Reproduce the data below in full and exclude every picture.

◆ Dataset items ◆
· · · · · · ·

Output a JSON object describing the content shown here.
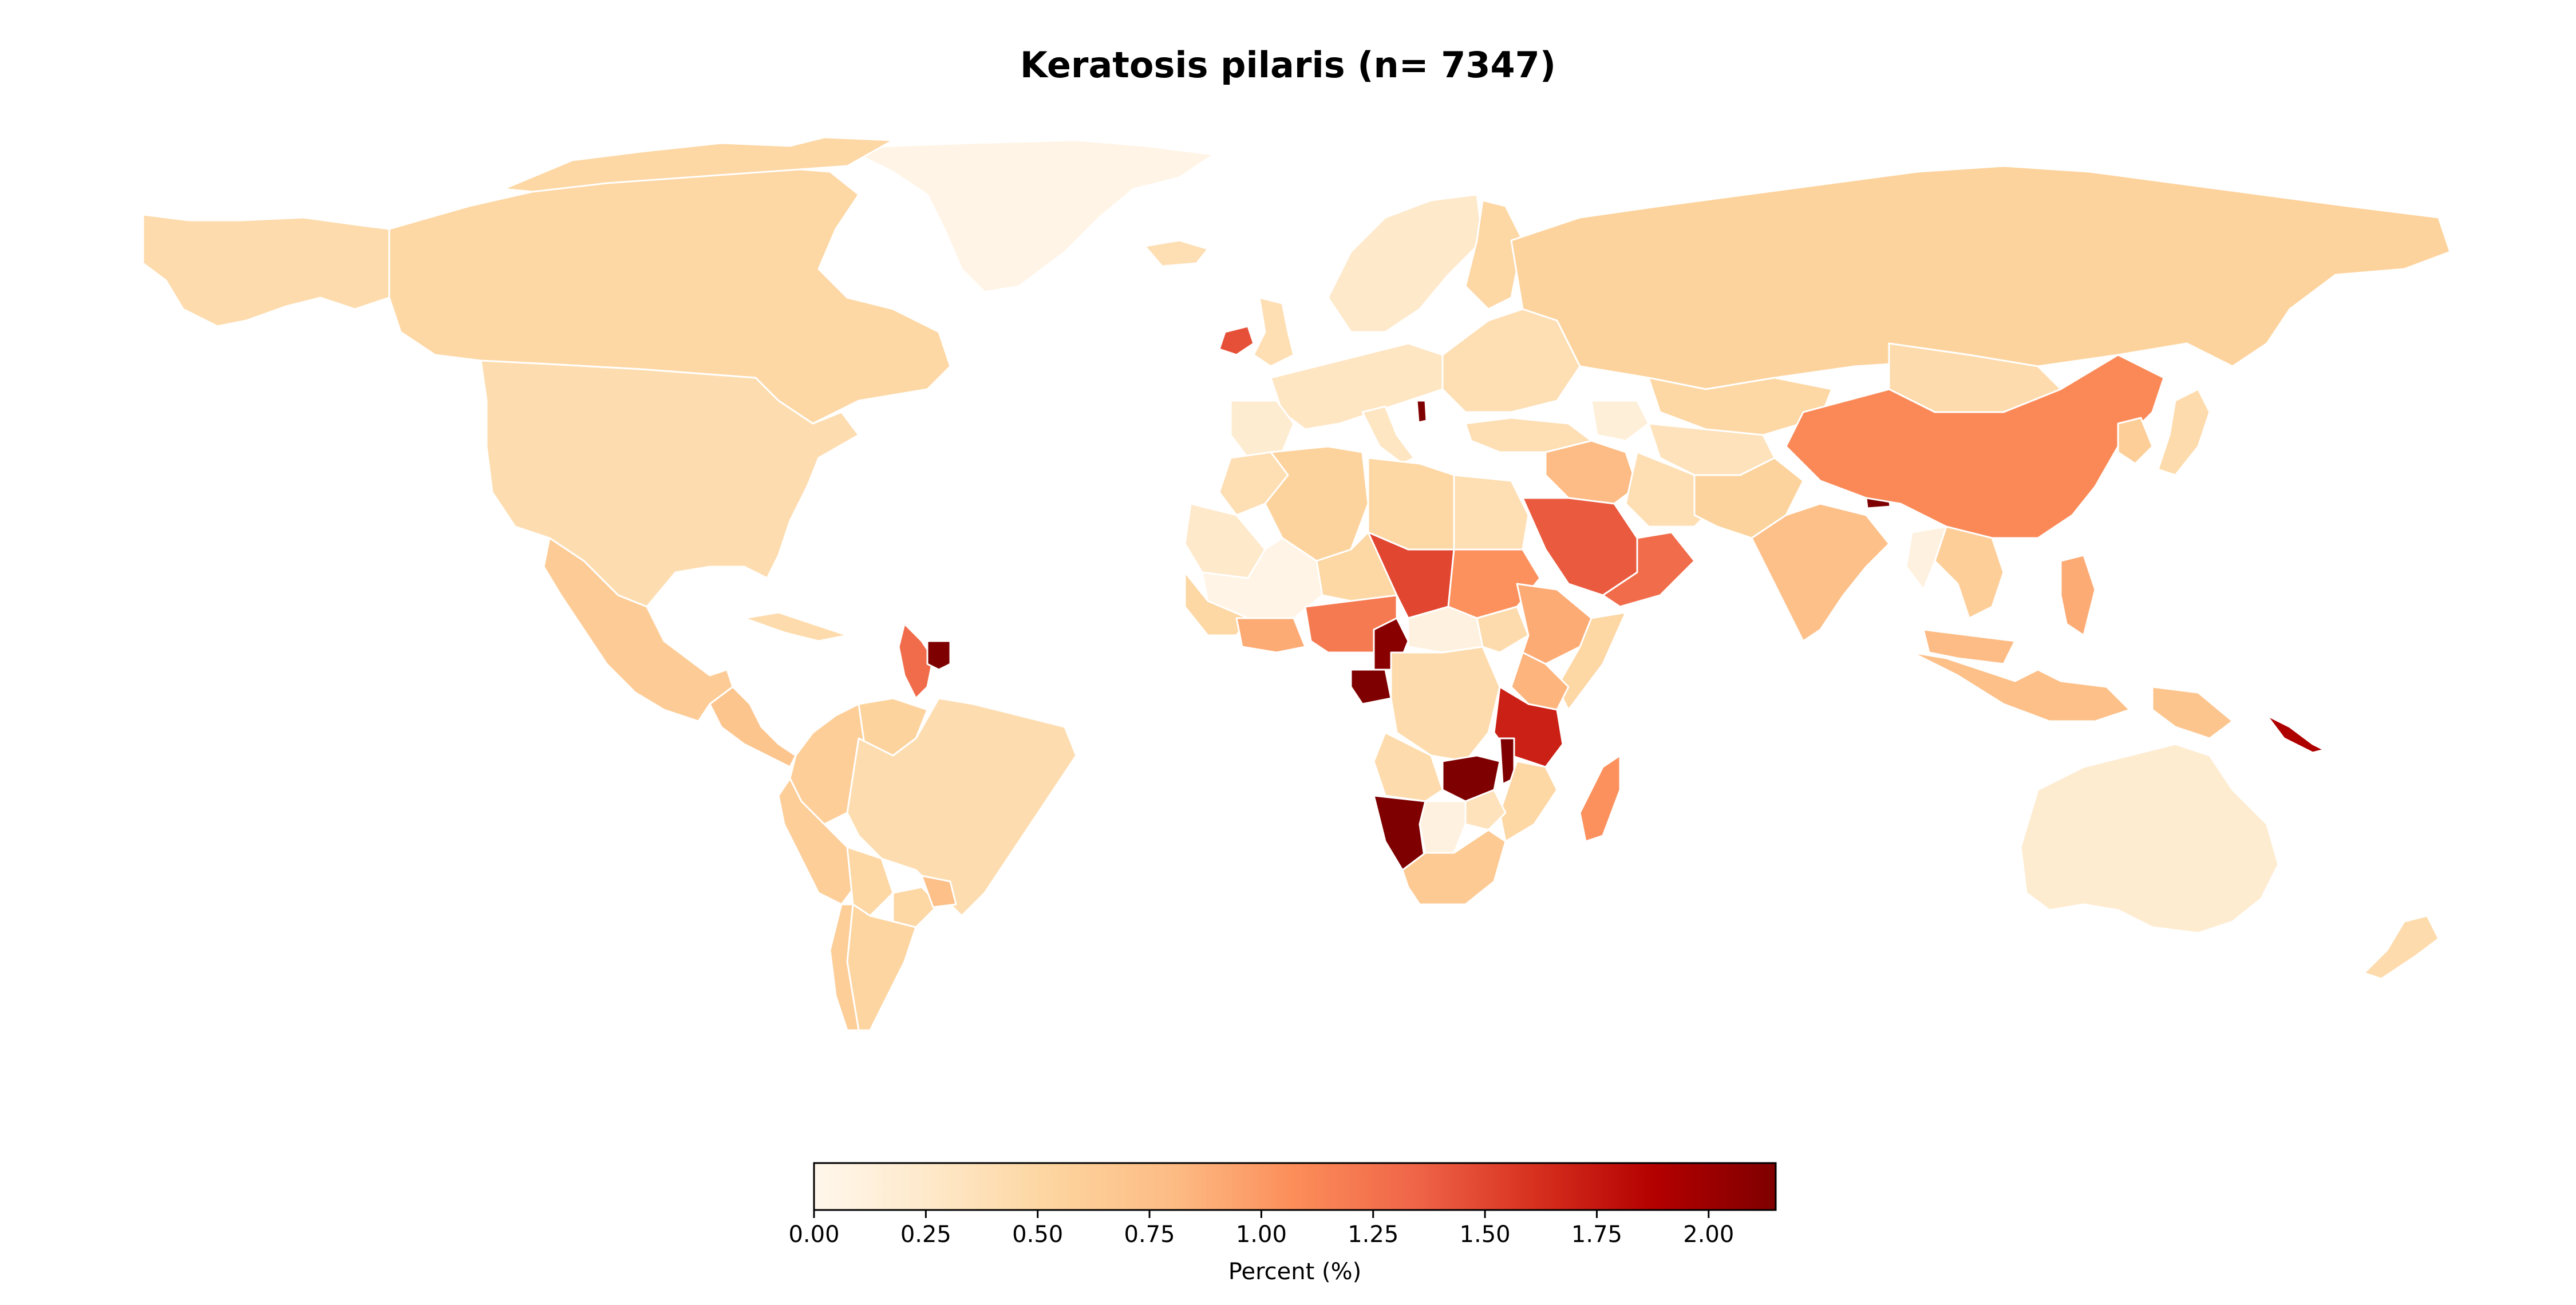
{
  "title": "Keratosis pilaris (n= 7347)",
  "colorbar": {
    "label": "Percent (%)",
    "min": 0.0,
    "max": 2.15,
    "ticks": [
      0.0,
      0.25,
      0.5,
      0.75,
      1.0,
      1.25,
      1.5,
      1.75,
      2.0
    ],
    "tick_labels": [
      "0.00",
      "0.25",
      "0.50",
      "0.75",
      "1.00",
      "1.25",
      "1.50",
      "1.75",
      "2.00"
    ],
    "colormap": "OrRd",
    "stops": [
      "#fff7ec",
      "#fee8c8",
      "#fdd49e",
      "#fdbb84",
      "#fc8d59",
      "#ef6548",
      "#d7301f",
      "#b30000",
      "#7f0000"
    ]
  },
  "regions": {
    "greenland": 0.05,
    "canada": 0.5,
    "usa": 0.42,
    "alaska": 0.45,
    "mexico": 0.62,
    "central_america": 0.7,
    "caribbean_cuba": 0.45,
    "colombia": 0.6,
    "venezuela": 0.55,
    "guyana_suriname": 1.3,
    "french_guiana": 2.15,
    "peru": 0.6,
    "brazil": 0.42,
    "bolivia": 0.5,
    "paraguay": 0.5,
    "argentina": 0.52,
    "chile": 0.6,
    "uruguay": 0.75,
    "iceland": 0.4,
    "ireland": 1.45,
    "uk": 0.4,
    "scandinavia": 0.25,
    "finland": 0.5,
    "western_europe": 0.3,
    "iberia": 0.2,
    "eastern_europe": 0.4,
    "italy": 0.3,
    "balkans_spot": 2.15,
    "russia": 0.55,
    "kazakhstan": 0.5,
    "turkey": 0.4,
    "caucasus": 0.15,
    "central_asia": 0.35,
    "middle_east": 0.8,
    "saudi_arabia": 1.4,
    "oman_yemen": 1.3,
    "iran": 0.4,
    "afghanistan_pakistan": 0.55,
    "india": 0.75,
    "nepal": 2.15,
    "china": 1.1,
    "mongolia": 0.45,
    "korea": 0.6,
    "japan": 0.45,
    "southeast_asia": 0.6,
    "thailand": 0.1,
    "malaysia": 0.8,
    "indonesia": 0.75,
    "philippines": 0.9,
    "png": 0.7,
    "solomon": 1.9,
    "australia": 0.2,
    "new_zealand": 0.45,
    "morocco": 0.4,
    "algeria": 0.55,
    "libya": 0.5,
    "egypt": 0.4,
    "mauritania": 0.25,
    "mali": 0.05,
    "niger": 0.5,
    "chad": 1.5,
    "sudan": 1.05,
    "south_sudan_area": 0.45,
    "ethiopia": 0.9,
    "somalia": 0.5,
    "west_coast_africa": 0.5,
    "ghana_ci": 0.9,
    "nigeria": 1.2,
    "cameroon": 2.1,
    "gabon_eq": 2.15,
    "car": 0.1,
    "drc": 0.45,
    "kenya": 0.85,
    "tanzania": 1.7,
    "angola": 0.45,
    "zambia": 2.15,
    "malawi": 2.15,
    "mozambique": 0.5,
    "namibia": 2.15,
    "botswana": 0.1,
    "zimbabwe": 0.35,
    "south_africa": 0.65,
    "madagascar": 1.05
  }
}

· · · · · · ·

◆ Response below ◆
Output a JSON object describing the content shown here.
{
  "title": "Keratosis pilaris (n= 7347)",
  "colorbar": {
    "label": "Percent (%)",
    "min": 0.0,
    "max": 2.15,
    "ticks": [
      0.0,
      0.25,
      0.5,
      0.75,
      1.0,
      1.25,
      1.5,
      1.75,
      2.0
    ],
    "tick_labels": [
      "0.00",
      "0.25",
      "0.50",
      "0.75",
      "1.00",
      "1.25",
      "1.50",
      "1.75",
      "2.00"
    ],
    "colormap": "OrRd",
    "stops": [
      "#fff7ec",
      "#fee8c8",
      "#fdd49e",
      "#fdbb84",
      "#fc8d59",
      "#ef6548",
      "#d7301f",
      "#b30000",
      "#7f0000"
    ]
  },
  "regions": {
    "greenland": 0.05,
    "canada": 0.5,
    "usa": 0.42,
    "alaska": 0.45,
    "mexico": 0.62,
    "central_america": 0.7,
    "caribbean_cuba": 0.45,
    "colombia": 0.6,
    "venezuela": 0.55,
    "guyana_suriname": 1.3,
    "french_guiana": 2.15,
    "peru": 0.6,
    "brazil": 0.42,
    "bolivia": 0.5,
    "paraguay": 0.5,
    "argentina": 0.52,
    "chile": 0.6,
    "uruguay": 0.75,
    "iceland": 0.4,
    "ireland": 1.45,
    "uk": 0.4,
    "scandinavia": 0.25,
    "finland": 0.5,
    "western_europe": 0.3,
    "iberia": 0.2,
    "eastern_europe": 0.4,
    "italy": 0.3,
    "balkans_spot": 2.15,
    "russia": 0.55,
    "kazakhstan": 0.5,
    "turkey": 0.4,
    "caucasus": 0.15,
    "central_asia": 0.35,
    "middle_east": 0.8,
    "saudi_arabia": 1.4,
    "oman_yemen": 1.3,
    "iran": 0.4,
    "afghanistan_pakistan": 0.55,
    "india": 0.75,
    "nepal": 2.15,
    "china": 1.1,
    "mongolia": 0.45,
    "korea": 0.6,
    "japan": 0.45,
    "southeast_asia": 0.6,
    "thailand": 0.1,
    "malaysia": 0.8,
    "indonesia": 0.75,
    "philippines": 0.9,
    "png": 0.7,
    "solomon": 1.9,
    "australia": 0.2,
    "new_zealand": 0.45,
    "morocco": 0.4,
    "algeria": 0.55,
    "libya": 0.5,
    "egypt": 0.4,
    "mauritania": 0.25,
    "mali": 0.05,
    "niger": 0.5,
    "chad": 1.5,
    "sudan": 1.05,
    "south_sudan_area": 0.45,
    "ethiopia": 0.9,
    "somalia": 0.5,
    "west_coast_africa": 0.5,
    "ghana_ci": 0.9,
    "nigeria": 1.2,
    "cameroon": 2.1,
    "gabon_eq": 2.15,
    "car": 0.1,
    "drc": 0.45,
    "kenya": 0.85,
    "tanzania": 1.7,
    "angola": 0.45,
    "zambia": 2.15,
    "malawi": 2.15,
    "mozambique": 0.5,
    "namibia": 2.15,
    "botswana": 0.1,
    "zimbabwe": 0.35,
    "south_africa": 0.65,
    "madagascar": 1.05
  }
}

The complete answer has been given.